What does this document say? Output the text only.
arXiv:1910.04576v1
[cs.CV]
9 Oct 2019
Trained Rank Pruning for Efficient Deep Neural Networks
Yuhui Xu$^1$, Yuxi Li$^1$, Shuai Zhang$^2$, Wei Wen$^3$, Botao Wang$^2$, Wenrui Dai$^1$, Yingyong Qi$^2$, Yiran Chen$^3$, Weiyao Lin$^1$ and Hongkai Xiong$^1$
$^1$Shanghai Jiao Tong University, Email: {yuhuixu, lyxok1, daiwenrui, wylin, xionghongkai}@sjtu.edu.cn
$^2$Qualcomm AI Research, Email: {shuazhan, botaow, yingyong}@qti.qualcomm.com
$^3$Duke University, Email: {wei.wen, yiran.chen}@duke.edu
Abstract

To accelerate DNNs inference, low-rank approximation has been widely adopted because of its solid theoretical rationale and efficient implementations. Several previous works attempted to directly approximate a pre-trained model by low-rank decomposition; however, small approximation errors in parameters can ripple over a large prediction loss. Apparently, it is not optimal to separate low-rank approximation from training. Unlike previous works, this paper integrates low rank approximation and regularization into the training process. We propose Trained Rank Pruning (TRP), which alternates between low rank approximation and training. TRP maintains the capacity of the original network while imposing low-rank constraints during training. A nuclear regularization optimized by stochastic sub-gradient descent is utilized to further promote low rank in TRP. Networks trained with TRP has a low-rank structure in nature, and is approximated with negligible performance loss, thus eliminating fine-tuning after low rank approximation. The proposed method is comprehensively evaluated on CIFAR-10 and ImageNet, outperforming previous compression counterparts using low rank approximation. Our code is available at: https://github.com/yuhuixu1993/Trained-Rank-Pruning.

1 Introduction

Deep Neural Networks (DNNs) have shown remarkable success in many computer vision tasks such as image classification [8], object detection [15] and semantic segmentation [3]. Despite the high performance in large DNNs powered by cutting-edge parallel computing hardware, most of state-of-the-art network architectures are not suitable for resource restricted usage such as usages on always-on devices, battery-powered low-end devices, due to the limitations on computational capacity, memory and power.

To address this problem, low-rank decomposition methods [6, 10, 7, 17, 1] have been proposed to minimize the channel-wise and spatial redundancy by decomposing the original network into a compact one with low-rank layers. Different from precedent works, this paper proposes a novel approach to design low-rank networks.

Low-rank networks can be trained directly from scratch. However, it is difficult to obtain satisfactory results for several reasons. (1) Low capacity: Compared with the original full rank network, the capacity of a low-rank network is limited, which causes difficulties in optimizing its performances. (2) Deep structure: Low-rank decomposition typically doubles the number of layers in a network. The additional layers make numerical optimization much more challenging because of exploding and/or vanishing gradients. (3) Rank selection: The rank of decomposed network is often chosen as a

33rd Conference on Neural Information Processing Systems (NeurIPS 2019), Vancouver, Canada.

==

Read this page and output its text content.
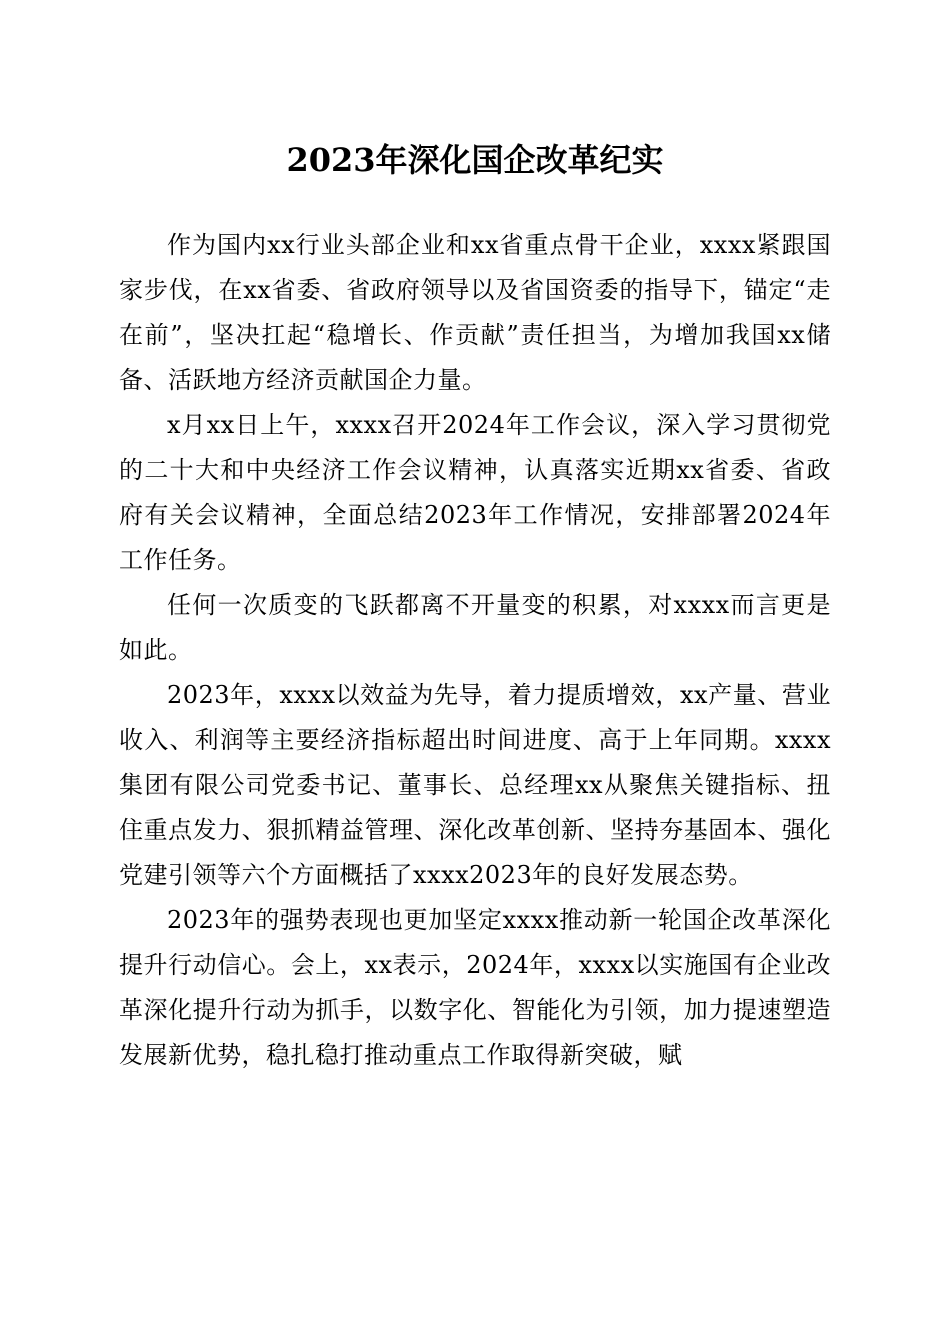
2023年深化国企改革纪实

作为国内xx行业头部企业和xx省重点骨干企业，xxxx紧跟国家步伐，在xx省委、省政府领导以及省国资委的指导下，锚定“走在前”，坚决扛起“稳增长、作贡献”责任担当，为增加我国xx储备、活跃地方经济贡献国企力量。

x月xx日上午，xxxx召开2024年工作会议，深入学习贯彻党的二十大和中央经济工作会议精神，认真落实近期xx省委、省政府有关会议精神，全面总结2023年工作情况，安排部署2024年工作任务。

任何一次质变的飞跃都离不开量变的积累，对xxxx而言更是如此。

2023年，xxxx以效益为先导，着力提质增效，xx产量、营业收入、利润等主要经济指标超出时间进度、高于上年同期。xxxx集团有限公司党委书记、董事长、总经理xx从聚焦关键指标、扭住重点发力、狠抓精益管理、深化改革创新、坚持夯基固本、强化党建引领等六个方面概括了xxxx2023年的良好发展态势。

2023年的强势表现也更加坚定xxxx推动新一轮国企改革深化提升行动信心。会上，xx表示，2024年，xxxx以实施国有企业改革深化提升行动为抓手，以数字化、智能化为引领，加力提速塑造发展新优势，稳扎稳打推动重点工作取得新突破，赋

==

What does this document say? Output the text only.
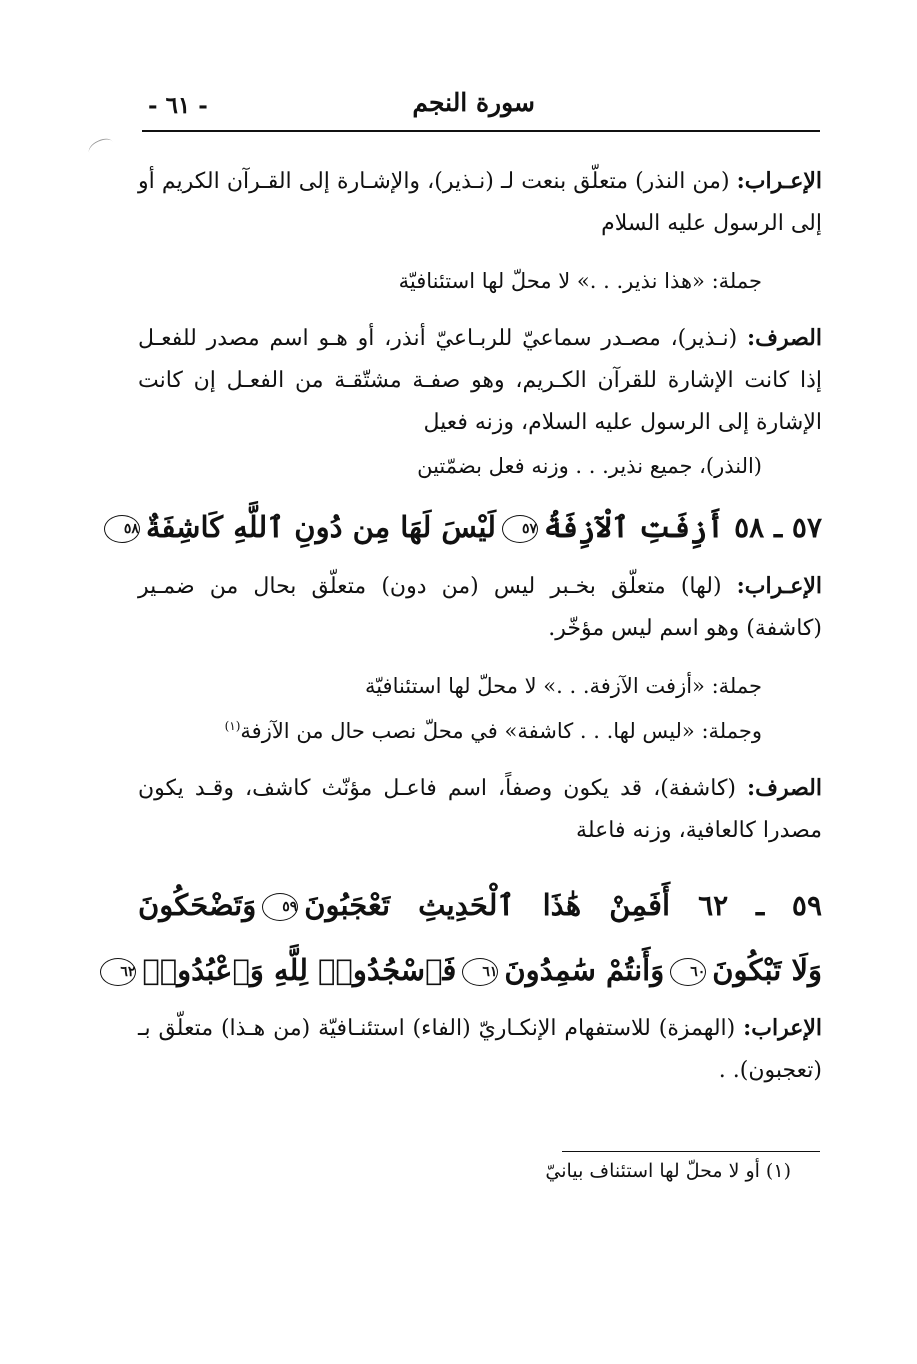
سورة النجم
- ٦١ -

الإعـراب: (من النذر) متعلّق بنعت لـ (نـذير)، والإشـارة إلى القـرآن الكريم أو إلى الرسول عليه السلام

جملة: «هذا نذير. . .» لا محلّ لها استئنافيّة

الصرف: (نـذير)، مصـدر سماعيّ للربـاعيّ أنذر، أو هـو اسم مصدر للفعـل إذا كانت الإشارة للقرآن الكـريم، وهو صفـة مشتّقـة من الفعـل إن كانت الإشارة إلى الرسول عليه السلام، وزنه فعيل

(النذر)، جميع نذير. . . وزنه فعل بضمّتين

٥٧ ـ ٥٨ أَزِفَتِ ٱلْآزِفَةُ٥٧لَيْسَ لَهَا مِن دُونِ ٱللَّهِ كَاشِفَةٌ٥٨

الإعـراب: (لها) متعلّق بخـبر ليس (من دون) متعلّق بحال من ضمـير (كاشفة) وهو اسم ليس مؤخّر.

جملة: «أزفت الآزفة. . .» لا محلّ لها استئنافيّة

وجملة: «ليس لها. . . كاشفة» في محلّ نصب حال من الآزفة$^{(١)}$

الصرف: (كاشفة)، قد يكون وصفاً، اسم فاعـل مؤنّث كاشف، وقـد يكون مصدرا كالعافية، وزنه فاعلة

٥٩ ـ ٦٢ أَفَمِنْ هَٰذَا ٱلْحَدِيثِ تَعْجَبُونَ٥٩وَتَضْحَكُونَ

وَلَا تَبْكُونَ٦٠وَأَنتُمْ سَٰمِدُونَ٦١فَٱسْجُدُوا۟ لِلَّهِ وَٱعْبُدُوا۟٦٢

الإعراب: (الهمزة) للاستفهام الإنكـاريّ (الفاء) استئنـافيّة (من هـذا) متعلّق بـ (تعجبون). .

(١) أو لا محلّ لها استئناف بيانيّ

EXERCISE PROMPT: State the number of lines in the data that include the string "السلام", and add nothing else.

OUTPUT: 2